Problem to work on: Convert every line in the rows below into a JSON array of strings, one string per line, omitting blank lines and the picture placeholders.

━━━━━━━━

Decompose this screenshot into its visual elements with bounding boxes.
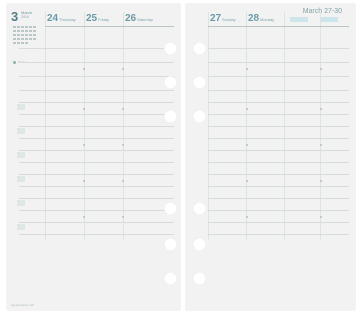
binder-hole: [164, 238, 177, 251]
row-line: [19, 234, 174, 235]
time-slot-marker: [17, 224, 25, 230]
grid-dot: [83, 108, 85, 110]
grid-dot: [122, 180, 124, 182]
row-line: [208, 90, 349, 91]
row-line: [208, 150, 349, 151]
row-line: [208, 186, 349, 187]
binder-hole: [164, 76, 177, 89]
grid-dot: [320, 216, 322, 218]
row-line: [19, 114, 174, 115]
row-line: [208, 126, 349, 127]
page-header: March 27-30: [302, 8, 342, 15]
row-line: [208, 138, 349, 139]
grid-dot: [246, 180, 248, 182]
row-line: [19, 210, 174, 211]
day-weekday: Saturday: [137, 17, 154, 22]
row-line: [19, 102, 174, 103]
day-date: 25: [86, 13, 98, 24]
right-planner-page: March 27-30 27 Sunday 28 Monday: [186, 4, 355, 310]
binder-hole: [193, 238, 206, 251]
row-line: [19, 126, 174, 127]
binder-hole: [164, 42, 177, 55]
grid-dot: [320, 180, 322, 182]
grid-dot: [246, 108, 248, 110]
row-line: [19, 186, 174, 187]
header-rule: [208, 26, 349, 27]
grid-dot: [246, 216, 248, 218]
day-date: 24: [47, 13, 59, 24]
highlight-box: [290, 17, 308, 22]
binder-hole: [193, 272, 206, 285]
row-line: [208, 114, 349, 115]
grid-dot: [122, 108, 124, 110]
time-slot-marker: [17, 176, 25, 182]
day-date: 28: [248, 13, 260, 24]
day-weekday: Monday: [260, 17, 275, 22]
grid-dot: [246, 144, 248, 146]
row-line: [19, 138, 174, 139]
time-slot-marker: [17, 128, 25, 134]
time-slot-marker: [17, 200, 25, 206]
binder-hole: [164, 202, 177, 215]
grid-dot: [122, 144, 124, 146]
row-line: [19, 162, 174, 163]
day-weekday: Thursday: [59, 17, 76, 22]
row-line: [19, 198, 174, 199]
row-line: [208, 76, 349, 77]
binder-hole: [193, 76, 206, 89]
row-line: [19, 90, 174, 91]
row-line: [208, 222, 349, 223]
grid-dot: [320, 108, 322, 110]
row-line: [19, 76, 174, 77]
row-line: [208, 162, 349, 163]
row-line: [208, 234, 349, 235]
row-line: [208, 198, 349, 199]
month-number: 3: [11, 9, 19, 24]
day-weekday: Friday: [98, 17, 110, 22]
grid-dot: [122, 216, 124, 218]
row-line: [19, 150, 174, 151]
page-footer: agenda planner refill: [11, 304, 34, 307]
day-weekday: Sunday: [222, 17, 236, 22]
grid-dot: [246, 68, 248, 70]
row-line: [19, 174, 174, 175]
day-date: 26: [125, 13, 137, 24]
row-line: [208, 62, 349, 63]
grid-dot: [83, 144, 85, 146]
day-date: 27: [210, 13, 222, 24]
binder-hole: [193, 42, 206, 55]
grid-dot: [320, 68, 322, 70]
grid-dot: [83, 180, 85, 182]
year-label: 2016: [21, 15, 29, 19]
notes-bullet-icon: [13, 61, 16, 64]
binder-hole: [193, 202, 206, 215]
highlight-box: [320, 17, 338, 22]
row-line: [208, 210, 349, 211]
binder-hole: [164, 272, 177, 285]
row-line: [208, 174, 349, 175]
grid-dot: [320, 144, 322, 146]
header-rule: [45, 26, 174, 27]
grid-dot: [122, 68, 124, 70]
row-line: [19, 62, 174, 63]
grid-dot: [83, 68, 85, 70]
row-line: [19, 48, 174, 49]
time-slot-marker: [17, 104, 25, 110]
binder-hole: [193, 110, 206, 123]
binder-hole: [164, 110, 177, 123]
mini-calendar: [13, 26, 39, 48]
left-planner-page: 3 March 2016 Notes 24 Thursday 25 Friday…: [7, 4, 180, 310]
row-line: [19, 222, 174, 223]
grid-dot: [83, 216, 85, 218]
row-line: [208, 102, 349, 103]
row-line: [208, 48, 349, 49]
time-slot-marker: [17, 152, 25, 158]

━━━━━━━━

Answer for the task:
[
  "Decompose this screenshot into its visual elements with bounding boxes.",
  "binder-hole: [164, 238, 177, 251]",
  "row-line: [19, 234, 174, 235]",
  "time-slot-marker: [17, 224, 25, 230]",
  "grid-dot: [83, 108, 85, 110]",
  "grid-dot: [122, 180, 124, 182]",
  "row-line: [208, 90, 349, 91]",
  "row-line: [208, 150, 349, 151]",
  "row-line: [208, 186, 349, 187]",
  "binder-hole: [164, 76, 177, 89]",
  "grid-dot: [320, 216, 322, 218]",
  "row-line: [19, 114, 174, 115]",
  "row-line: [208, 126, 349, 127]",
  "page-header: March 27-30: [302, 8, 342, 15]",
  "row-line: [208, 138, 349, 139]",
  "grid-dot: [246, 180, 248, 182]",
  "row-line: [19, 210, 174, 211]",
  "day-weekday: Saturday: [137, 17, 154, 22]",
  "row-line: [19, 102, 174, 103]",
  "day-date: 25: [86, 13, 98, 24]",
  "right-planner-page: March 27-30 27 Sunday 28 Monday: [186, 4, 355, 310]",
  "binder-hole: [193, 238, 206, 251]",
  "row-line: [19, 126, 174, 127]",
  "binder-hole: [164, 42, 177, 55]",
  "grid-dot: [320, 180, 322, 182]",
  "grid-dot: [246, 108, 248, 110]",
  "row-line: [19, 186, 174, 187]",
  "header-rule: [208, 26, 349, 27]",
  "grid-dot: [246, 216, 248, 218]",
  "day-date: 24: [47, 13, 59, 24]",
  "highlight-box: [290, 17, 308, 22]",
  "binder-hole: [193, 272, 206, 285]",
  "row-line: [208, 114, 349, 115]",
  "grid-dot: [122, 108, 124, 110]",
  "time-slot-marker: [17, 176, 25, 182]",
  "day-date: 28: [248, 13, 260, 24]",
  "day-weekday: Monday: [260, 17, 275, 22]",
  "grid-dot: [246, 144, 248, 146]",
  "row-line: [19, 138, 174, 139]",
  "time-slot-marker: [17, 128, 25, 134]",
  "time-slot-marker: [17, 200, 25, 206]",
  "binder-hole: [164, 202, 177, 215]",
  "grid-dot: [122, 144, 124, 146]",
  "row-line: [19, 162, 174, 163]",
  "day-weekday: Thursday: [59, 17, 76, 22]",
  "row-line: [19, 198, 174, 199]",
  "row-line: [208, 76, 349, 77]",
  "binder-hole: [193, 76, 206, 89]",
  "row-line: [19, 90, 174, 91]",
  "row-line: [208, 222, 349, 223]",
  "grid-dot: [320, 108, 322, 110]",
  "row-line: [19, 76, 174, 77]",
  "row-line: [208, 162, 349, 163]",
  "row-line: [208, 234, 349, 235]",
  "row-line: [208, 198, 349, 199]",
  "month-number: 3: [11, 9, 19, 24]",
  "day-weekday: Friday: [98, 17, 110, 22]",
  "grid-dot: [122, 216, 124, 218]",
  "row-line: [19, 150, 174, 151]",
  "page-footer: agenda planner refill: [11, 304, 34, 307]",
  "day-weekday: Sunday: [222, 17, 236, 22]",
  "grid-dot: [246, 68, 248, 70]",
  "row-line: [19, 174, 174, 175]",
  "day-date: 26: [125, 13, 137, 24]",
  "row-line: [208, 62, 349, 63]",
  "grid-dot: [83, 144, 85, 146]",
  "day-date: 27: [210, 13, 222, 24]",
  "binder-hole: [193, 42, 206, 55]",
  "grid-dot: [320, 68, 322, 70]",
  "grid-dot: [83, 180, 85, 182]",
  "year-label: 2016: [21, 15, 29, 19]",
  "notes-bullet-icon: [13, 61, 16, 64]",
  "binder-hole: [193, 202, 206, 215]",
  "highlight-box: [320, 17, 338, 22]",
  "row-line: [208, 210, 349, 211]",
  "binder-hole: [164, 272, 177, 285]",
  "row-line: [208, 174, 349, 175]",
  "grid-dot: [320, 144, 322, 146]",
  "header-rule: [45, 26, 174, 27]",
  "grid-dot: [122, 68, 124, 70]",
  "row-line: [19, 62, 174, 63]",
  "grid-dot: [83, 68, 85, 70]",
  "row-line: [19, 48, 174, 49]",
  "time-slot-marker: [17, 104, 25, 110]",
  "binder-hole: [193, 110, 206, 123]",
  "binder-hole: [164, 110, 177, 123]",
  "mini-calendar: [13, 26, 39, 48]",
  "left-planner-page: 3 March 2016 Notes 24 Thursday 25 Friday…: [7, 4, 180, 310]",
  "row-line: [19, 222, 174, 223]",
  "grid-dot: [83, 216, 85, 218]",
  "row-line: [208, 102, 349, 103]",
  "row-line: [208, 48, 349, 49]",
  "time-slot-marker: [17, 152, 25, 158]"
]